Exclude the pictures; give every entry again exactly as written.

> [Information provided]
──────
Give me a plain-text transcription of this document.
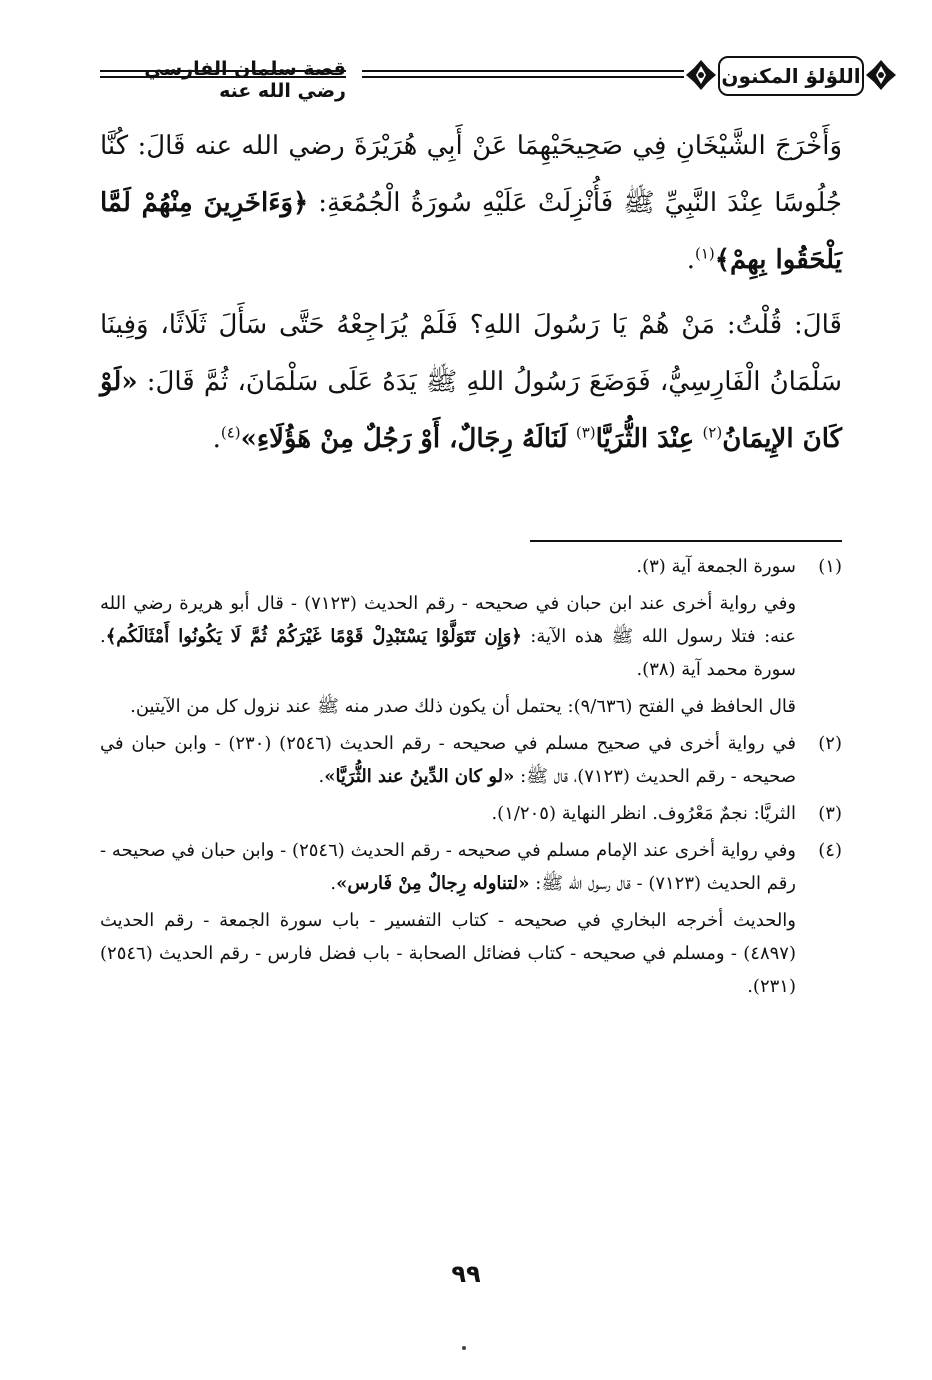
قصة سلمان الفارسي رضي الله عنه
اللؤلؤ المكنون

وَأَخْرَجَ الشَّيْخَانِ فِي صَحِيحَيْهِمَا عَنْ أَبِي هُرَيْرَةَ رضي الله عنه قَالَ: كُنَّا جُلُوسًا عِنْدَ النَّبِيِّ ﷺ فَأُنْزِلَتْ عَلَيْهِ سُورَةُ الْجُمُعَةِ: ﴿وَءَاخَرِينَ مِنْهُمْ لَمَّا يَلْحَقُوا بِهِمْ﴾$^{(١)}$.

قَالَ: قُلْتُ: مَنْ هُمْ يَا رَسُولَ اللهِ؟ فَلَمْ يُرَاجِعْهُ حَتَّى سَأَلَ ثَلَاثًا، وَفِينَا سَلْمَانُ الْفَارِسِيُّ، فَوَضَعَ رَسُولُ اللهِ ﷺ يَدَهُ عَلَى سَلْمَانَ، ثُمَّ قَالَ: «لَوْ كَانَ الإِيمَانُ$^{(٢)}$ عِنْدَ الثُّرَيَّا$^{(٣)}$ لَنَالَهُ رِجَالٌ، أَوْ رَجُلٌ مِنْ هَؤُلَاءِ»$^{(٤)}$.

(١)

سورة الجمعة آية (٣).

وفي رواية أخرى عند ابن حبان في صحيحه - رقم الحديث (٧١٢٣) - قال أبو هريرة رضي الله عنه: فتلا رسول الله ﷺ هذه الآية: ﴿وَإِن تَتَوَلَّوْا يَسْتَبْدِلْ قَوْمًا غَيْرَكُمْ ثُمَّ لَا يَكُونُوا أَمْثَالَكُم﴾. سورة محمد آية (٣٨).

قال الحافظ في الفتح (٩/٦٣٦): يحتمل أن يكون ذلك صدر منه ﷺ عند نزول كل من الآيتين.

(٢)

في رواية أخرى في صحيح مسلم في صحيحه - رقم الحديث (٢٥٤٦) (٢٣٠) - وابن حبان في صحيحه - رقم الحديث (٧١٢٣)، قال ﷺ: «لو كان الدِّينُ عند الثُّرَيَّا».

(٣)

الثريَّا: نجمٌ مَعْرُوف. انظر النهاية (١/٢٠٥).

(٤)

وفي رواية أخرى عند الإمام مسلم في صحيحه - رقم الحديث (٢٥٤٦) - وابن حبان في صحيحه - رقم الحديث (٧١٢٣) - قال رسول الله ﷺ: «لتناوله رِجالٌ مِنْ فَارس».

والحديث أخرجه البخاري في صحيحه - كتاب التفسير - باب سورة الجمعة - رقم الحديث (٤٨٩٧) - ومسلم في صحيحه - كتاب فضائل الصحابة - باب فضل فارس - رقم الحديث (٢٥٤٦) (٢٣١).

٩٩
──────
> [Response to this exercise]
Give me a plain-text transcription of this document.
قصة سلمان الفارسي رضي الله عنه
اللؤلؤ المكنون

وَأَخْرَجَ الشَّيْخَانِ فِي صَحِيحَيْهِمَا عَنْ أَبِي هُرَيْرَةَ رضي الله عنه قَالَ: كُنَّا جُلُوسًا عِنْدَ النَّبِيِّ ﷺ فَأُنْزِلَتْ عَلَيْهِ سُورَةُ الْجُمُعَةِ: ﴿وَءَاخَرِينَ مِنْهُمْ لَمَّا يَلْحَقُوا بِهِمْ﴾$^{(١)}$.

قَالَ: قُلْتُ: مَنْ هُمْ يَا رَسُولَ اللهِ؟ فَلَمْ يُرَاجِعْهُ حَتَّى سَأَلَ ثَلَاثًا، وَفِينَا سَلْمَانُ الْفَارِسِيُّ، فَوَضَعَ رَسُولُ اللهِ ﷺ يَدَهُ عَلَى سَلْمَانَ، ثُمَّ قَالَ: «لَوْ كَانَ الإِيمَانُ$^{(٢)}$ عِنْدَ الثُّرَيَّا$^{(٣)}$ لَنَالَهُ رِجَالٌ، أَوْ رَجُلٌ مِنْ هَؤُلَاءِ»$^{(٤)}$.

(١)

سورة الجمعة آية (٣).

وفي رواية أخرى عند ابن حبان في صحيحه - رقم الحديث (٧١٢٣) - قال أبو هريرة رضي الله عنه: فتلا رسول الله ﷺ هذه الآية: ﴿وَإِن تَتَوَلَّوْا يَسْتَبْدِلْ قَوْمًا غَيْرَكُمْ ثُمَّ لَا يَكُونُوا أَمْثَالَكُم﴾. سورة محمد آية (٣٨).

قال الحافظ في الفتح (٩/٦٣٦): يحتمل أن يكون ذلك صدر منه ﷺ عند نزول كل من الآيتين.

(٢)

في رواية أخرى في صحيح مسلم في صحيحه - رقم الحديث (٢٥٤٦) (٢٣٠) - وابن حبان في صحيحه - رقم الحديث (٧١٢٣)، قال ﷺ: «لو كان الدِّينُ عند الثُّرَيَّا».

(٣)

الثريَّا: نجمٌ مَعْرُوف. انظر النهاية (١/٢٠٥).

(٤)

وفي رواية أخرى عند الإمام مسلم في صحيحه - رقم الحديث (٢٥٤٦) - وابن حبان في صحيحه - رقم الحديث (٧١٢٣) - قال رسول الله ﷺ: «لتناوله رِجالٌ مِنْ فَارس».

والحديث أخرجه البخاري في صحيحه - كتاب التفسير - باب سورة الجمعة - رقم الحديث (٤٨٩٧) - ومسلم في صحيحه - كتاب فضائل الصحابة - باب فضل فارس - رقم الحديث (٢٥٤٦) (٢٣١).

٩٩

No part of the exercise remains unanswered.